* START MATERIAL FOR THIS TASK *
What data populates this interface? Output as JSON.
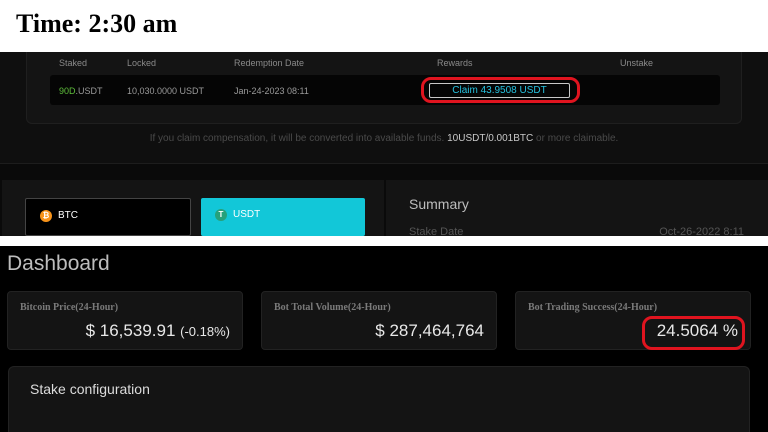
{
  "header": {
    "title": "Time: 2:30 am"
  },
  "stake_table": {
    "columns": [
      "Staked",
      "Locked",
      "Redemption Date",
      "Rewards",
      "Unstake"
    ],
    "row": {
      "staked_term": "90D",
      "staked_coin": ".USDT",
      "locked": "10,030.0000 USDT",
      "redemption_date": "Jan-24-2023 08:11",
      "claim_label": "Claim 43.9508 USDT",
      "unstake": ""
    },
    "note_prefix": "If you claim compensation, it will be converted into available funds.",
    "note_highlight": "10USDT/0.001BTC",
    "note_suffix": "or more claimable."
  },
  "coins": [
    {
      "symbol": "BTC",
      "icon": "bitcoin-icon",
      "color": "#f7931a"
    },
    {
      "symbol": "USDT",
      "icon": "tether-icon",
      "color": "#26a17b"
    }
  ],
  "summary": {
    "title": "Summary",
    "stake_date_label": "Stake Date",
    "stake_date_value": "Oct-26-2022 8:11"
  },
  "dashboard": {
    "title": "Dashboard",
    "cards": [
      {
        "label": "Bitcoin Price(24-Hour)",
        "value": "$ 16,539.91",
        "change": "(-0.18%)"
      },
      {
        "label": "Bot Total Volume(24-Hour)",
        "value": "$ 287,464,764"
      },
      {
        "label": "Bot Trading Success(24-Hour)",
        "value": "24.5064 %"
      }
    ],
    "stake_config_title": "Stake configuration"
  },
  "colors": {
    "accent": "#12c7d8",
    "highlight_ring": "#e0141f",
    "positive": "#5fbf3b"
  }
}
* END MATERIAL FOR THIS TASK *
| INSTRUCTIONS TO FOLLOW |
Every line above should be repeated exactly; pictures stay out of the copy.

| OUTPUT OF THE EXERCISE |
What data populates this interface? Output as JSON.
{
  "header": {
    "title": "Time: 2:30 am"
  },
  "stake_table": {
    "columns": [
      "Staked",
      "Locked",
      "Redemption Date",
      "Rewards",
      "Unstake"
    ],
    "row": {
      "staked_term": "90D",
      "staked_coin": ".USDT",
      "locked": "10,030.0000 USDT",
      "redemption_date": "Jan-24-2023 08:11",
      "claim_label": "Claim 43.9508 USDT",
      "unstake": ""
    },
    "note_prefix": "If you claim compensation, it will be converted into available funds.",
    "note_highlight": "10USDT/0.001BTC",
    "note_suffix": "or more claimable."
  },
  "coins": [
    {
      "symbol": "BTC",
      "icon": "bitcoin-icon",
      "color": "#f7931a"
    },
    {
      "symbol": "USDT",
      "icon": "tether-icon",
      "color": "#26a17b"
    }
  ],
  "summary": {
    "title": "Summary",
    "stake_date_label": "Stake Date",
    "stake_date_value": "Oct-26-2022 8:11"
  },
  "dashboard": {
    "title": "Dashboard",
    "cards": [
      {
        "label": "Bitcoin Price(24-Hour)",
        "value": "$ 16,539.91",
        "change": "(-0.18%)"
      },
      {
        "label": "Bot Total Volume(24-Hour)",
        "value": "$ 287,464,764"
      },
      {
        "label": "Bot Trading Success(24-Hour)",
        "value": "24.5064 %"
      }
    ],
    "stake_config_title": "Stake configuration"
  },
  "colors": {
    "accent": "#12c7d8",
    "highlight_ring": "#e0141f",
    "positive": "#5fbf3b"
  }
}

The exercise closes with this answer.